• READING TEXT:
%%

Obtaining Vital Status and Cause of Death on a Million Persons.

Author information

1
a International Epidemiology Institute , Rockville , MD , USA.
2
b EpidStat Institute , Ann Arbor , MI , USA.
3
c Oak Ridge Associated Universities , Oak Ridge , TN , USA.
4
d National Council on Radiation Protection and Measurements , Bethesda , MD , USA.
5
e Vanderbilt Epidemiology Center, Division of Epidemiology, Department of Medicine, Vanderbilt-Ingram Cancer Center, Vanderbilt University Medical Center , Nashville , TN , USA.

Abstract

PURPOSE:

To present the methodology used to determine vital status and obtain cause of death within the Million Person Study of Low-Dose Health Effects (MPS). Data sources and vital status tracing techniques used to obtain vital status and cause of death for six (n=424,238 subjects) of the ~20+ cohorts under study are described.

METHODS AND MATERIALS:

A multistage approach using multiple sources of vital status information was used to determine vital status (or 'trace') study participants from as early as 1940 to the present. Mortality records from state departments of vital statistics and the Social Security Administration Death Master File (SSA-DMF) were matched to study participants by Social Security Number, full name, date of birth, and/or sex using deterministic and probabilistic algorithms. The National Death Index (NDI) and SSA Service for Epidemiological Researchers (SSA-SER) were used to obtain cause of death (after 1978) and verification of alive status, respectively. Online public records and ancestry services, death certificates, and specialized mortality sources were also utilized.

%%

• SOURCE INFORMATION:
%%

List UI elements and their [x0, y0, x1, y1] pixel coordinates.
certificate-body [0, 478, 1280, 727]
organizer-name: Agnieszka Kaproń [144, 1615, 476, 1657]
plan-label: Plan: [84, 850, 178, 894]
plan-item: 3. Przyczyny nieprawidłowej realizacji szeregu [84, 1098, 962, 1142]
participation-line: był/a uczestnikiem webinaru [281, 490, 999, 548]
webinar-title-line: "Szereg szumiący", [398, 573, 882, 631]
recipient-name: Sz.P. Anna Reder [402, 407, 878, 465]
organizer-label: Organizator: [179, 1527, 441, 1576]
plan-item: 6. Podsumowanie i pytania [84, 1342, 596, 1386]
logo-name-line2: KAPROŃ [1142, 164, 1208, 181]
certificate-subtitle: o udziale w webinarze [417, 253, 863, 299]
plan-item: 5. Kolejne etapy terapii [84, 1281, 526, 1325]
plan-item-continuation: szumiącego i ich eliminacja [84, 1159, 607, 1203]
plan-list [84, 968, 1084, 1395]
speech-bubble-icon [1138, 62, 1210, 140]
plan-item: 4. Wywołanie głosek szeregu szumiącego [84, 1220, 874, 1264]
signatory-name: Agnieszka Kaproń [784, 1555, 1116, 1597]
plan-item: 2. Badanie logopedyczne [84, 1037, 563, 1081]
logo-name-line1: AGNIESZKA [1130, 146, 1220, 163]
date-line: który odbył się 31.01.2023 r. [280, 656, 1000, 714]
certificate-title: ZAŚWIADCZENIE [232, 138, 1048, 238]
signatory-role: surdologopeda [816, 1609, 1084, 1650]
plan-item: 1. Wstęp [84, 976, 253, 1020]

%%

• EXERCISE OBJECTIVE:
Reproduce the full text on tracing vital status and cause of death in the Million Person Study word for word, from its title through the last sentence.

• ANSWER SPACE:
Obtaining Vital Status and Cause of Death on a Million Persons.

Author information

1
a International Epidemiology Institute , Rockville , MD , USA.
2
b EpidStat Institute , Ann Arbor , MI , USA.
3
c Oak Ridge Associated Universities , Oak Ridge , TN , USA.
4
d National Council on Radiation Protection and Measurements , Bethesda , MD , USA.
5
e Vanderbilt Epidemiology Center, Division of Epidemiology, Department of Medicine, Vanderbilt-Ingram Cancer Center, Vanderbilt University Medical Center , Nashville , TN , USA.

Abstract

PURPOSE:

To present the methodology used to determine vital status and obtain cause of death within the Million Person Study of Low-Dose Health Effects (MPS). Data sources and vital status tracing techniques used to obtain vital status and cause of death for six (n=424,238 subjects) of the ~20+ cohorts under study are described.

METHODS AND MATERIALS:

A multistage approach using multiple sources of vital status information was used to determine vital status (or 'trace') study participants from as early as 1940 to the present. Mortality records from state departments of vital statistics and the Social Security Administration Death Master File (SSA-DMF) were matched to study participants by Social Security Number, full name, date of birth, and/or sex using deterministic and probabilistic algorithms. The National Death Index (NDI) and SSA Service for Epidemiological Researchers (SSA-SER) were used to obtain cause of death (after 1978) and verification of alive status, respectively. Online public records and ancestry services, death certificates, and specialized mortality sources were also utilized.